» **Brief**: Pick out the lines below with "this" and list them.

» **Rows from a figure dataset**:
┏━━

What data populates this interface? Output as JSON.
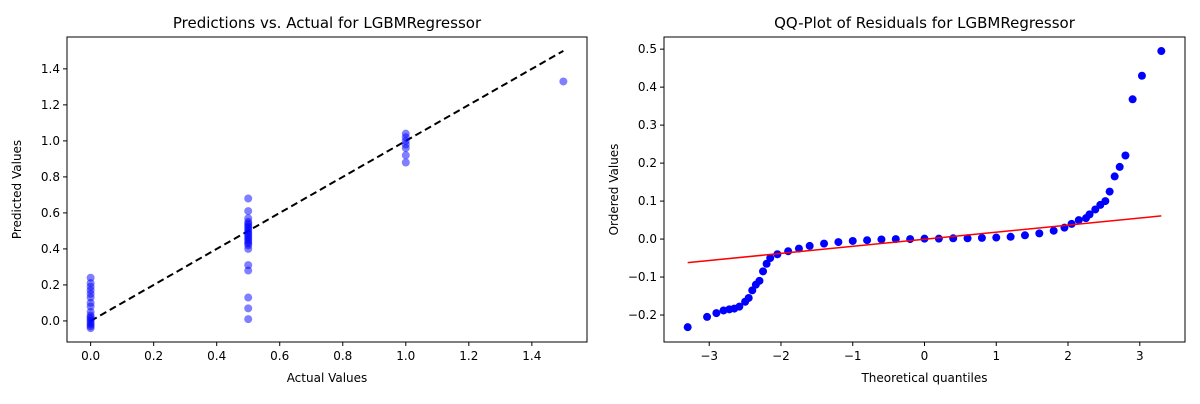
{
  "chart_data": [
    {
      "type": "scatter",
      "title": "Predictions vs. Actual for LGBMRegressor",
      "x_label": "Actual Values",
      "y_label": "Predicted Values",
      "x": [
        0,
        0,
        0,
        0,
        0,
        0,
        0,
        0,
        0,
        0,
        0,
        0,
        0,
        0,
        0,
        0,
        0,
        0.5,
        0.5,
        0.5,
        0.5,
        0.5,
        0.5,
        0.5,
        0.5,
        0.5,
        0.5,
        0.5,
        0.5,
        0.5,
        0.5,
        0.5,
        0.5,
        0.5,
        0.5,
        0.5,
        0.5,
        0.5,
        0.5,
        0.5,
        1,
        1,
        1,
        1,
        1,
        1,
        1,
        1.5
      ],
      "values": [
        -0.04,
        -0.03,
        -0.02,
        -0.01,
        0,
        0.01,
        0.02,
        0.03,
        0.05,
        0.08,
        0.1,
        0.13,
        0.15,
        0.17,
        0.19,
        0.21,
        0.24,
        0.01,
        0.07,
        0.13,
        0.28,
        0.31,
        0.4,
        0.42,
        0.43,
        0.44,
        0.45,
        0.46,
        0.47,
        0.48,
        0.49,
        0.5,
        0.51,
        0.52,
        0.53,
        0.54,
        0.55,
        0.57,
        0.61,
        0.68,
        0.88,
        0.92,
        0.96,
        0.98,
        1.0,
        1.02,
        1.04,
        1.33
      ],
      "color": "#0000ff",
      "opacity": 0.5,
      "line": {
        "x": [
          0,
          1.5
        ],
        "y": [
          0,
          1.5
        ],
        "color": "#000000",
        "style": "dashed"
      },
      "xlim": [
        -0.075,
        1.575
      ],
      "ylim": [
        -0.117,
        1.577
      ],
      "xticks": [
        {
          "value": 0,
          "label": "0.0"
        },
        0.2,
        0.4,
        0.6,
        0.8,
        {
          "value": 1,
          "label": "1.0"
        },
        1.2,
        1.4
      ],
      "yticks": [
        {
          "value": 0,
          "label": "0.0"
        },
        0.2,
        0.4,
        0.6,
        0.8,
        {
          "value": 1,
          "label": "1.0"
        },
        1.2,
        1.4
      ]
    },
    {
      "type": "scatter",
      "title": "QQ-Plot of Residuals for LGBMRegressor",
      "x_label": "Theoretical quantiles",
      "y_label": "Ordered Values",
      "x": [
        -3.3,
        -3.03,
        -2.9,
        -2.8,
        -2.72,
        -2.65,
        -2.58,
        -2.5,
        -2.45,
        -2.4,
        -2.35,
        -2.3,
        -2.25,
        -2.2,
        -2.15,
        -2.05,
        -1.9,
        -1.75,
        -1.6,
        -1.4,
        -1.2,
        -1.0,
        -0.8,
        -0.6,
        -0.4,
        -0.2,
        0,
        0.2,
        0.4,
        0.6,
        0.8,
        1.0,
        1.2,
        1.4,
        1.6,
        1.8,
        1.95,
        2.05,
        2.15,
        2.25,
        2.3,
        2.38,
        2.45,
        2.52,
        2.58,
        2.65,
        2.72,
        2.8,
        2.9,
        3.03,
        3.3
      ],
      "values": [
        -0.232,
        -0.205,
        -0.195,
        -0.188,
        -0.185,
        -0.183,
        -0.178,
        -0.165,
        -0.155,
        -0.135,
        -0.12,
        -0.11,
        -0.085,
        -0.065,
        -0.05,
        -0.04,
        -0.032,
        -0.025,
        -0.018,
        -0.012,
        -0.008,
        -0.005,
        -0.003,
        -0.001,
        0,
        0,
        0.001,
        0.001,
        0.002,
        0.002,
        0.003,
        0.004,
        0.006,
        0.01,
        0.015,
        0.022,
        0.03,
        0.04,
        0.05,
        0.055,
        0.065,
        0.078,
        0.09,
        0.1,
        0.125,
        0.165,
        0.19,
        0.22,
        0.368,
        0.43,
        0.495
      ],
      "color": "#0000ff",
      "opacity": 1,
      "line": {
        "x": [
          -3.3,
          3.3
        ],
        "y": [
          -0.062,
          0.061
        ],
        "color": "#ff0000",
        "style": "solid"
      },
      "xlim": [
        -3.63,
        3.63
      ],
      "ylim": [
        -0.271,
        0.532
      ],
      "xticks": [
        {
          "value": -3,
          "label": "−3"
        },
        {
          "value": -2,
          "label": "−2"
        },
        {
          "value": -1,
          "label": "−1"
        },
        0,
        1,
        2,
        3
      ],
      "yticks": [
        {
          "value": -0.2,
          "label": "−0.2"
        },
        {
          "value": -0.1,
          "label": "−0.1"
        },
        {
          "value": 0,
          "label": "0.0"
        },
        0.1,
        0.2,
        0.3,
        0.4,
        0.5
      ]
    }
  ]
}
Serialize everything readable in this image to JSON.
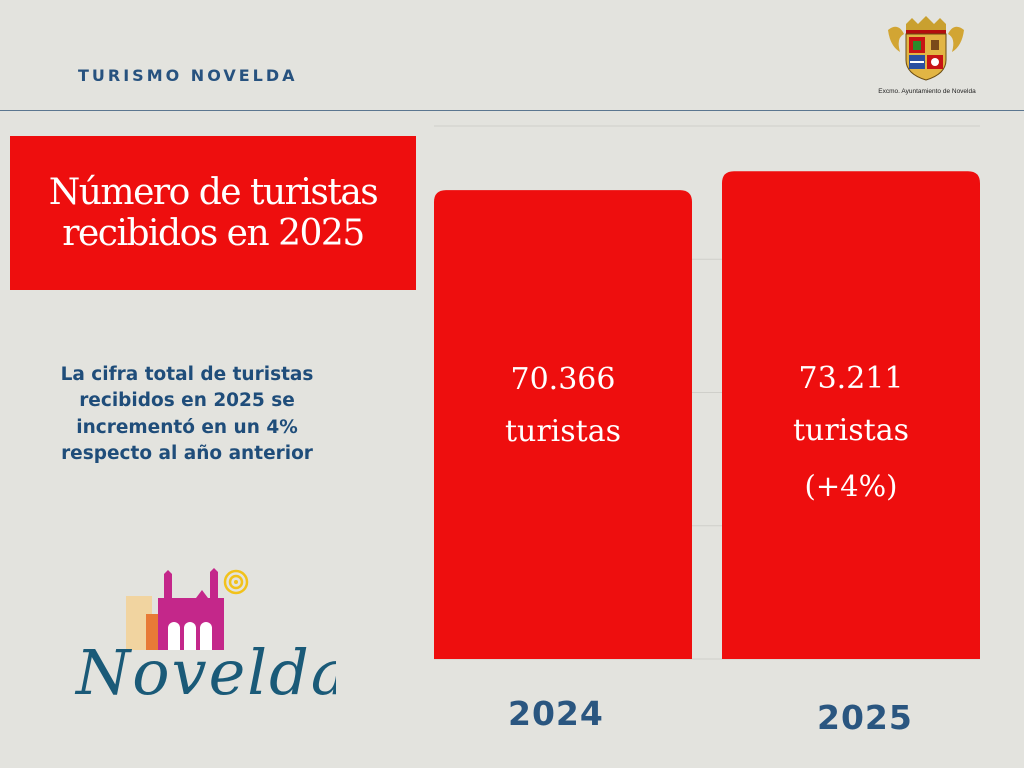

┗━━

» **Exercise solution**:
What data populates this interface? Output as JSON.
Serialize everything readable in this image to JSON.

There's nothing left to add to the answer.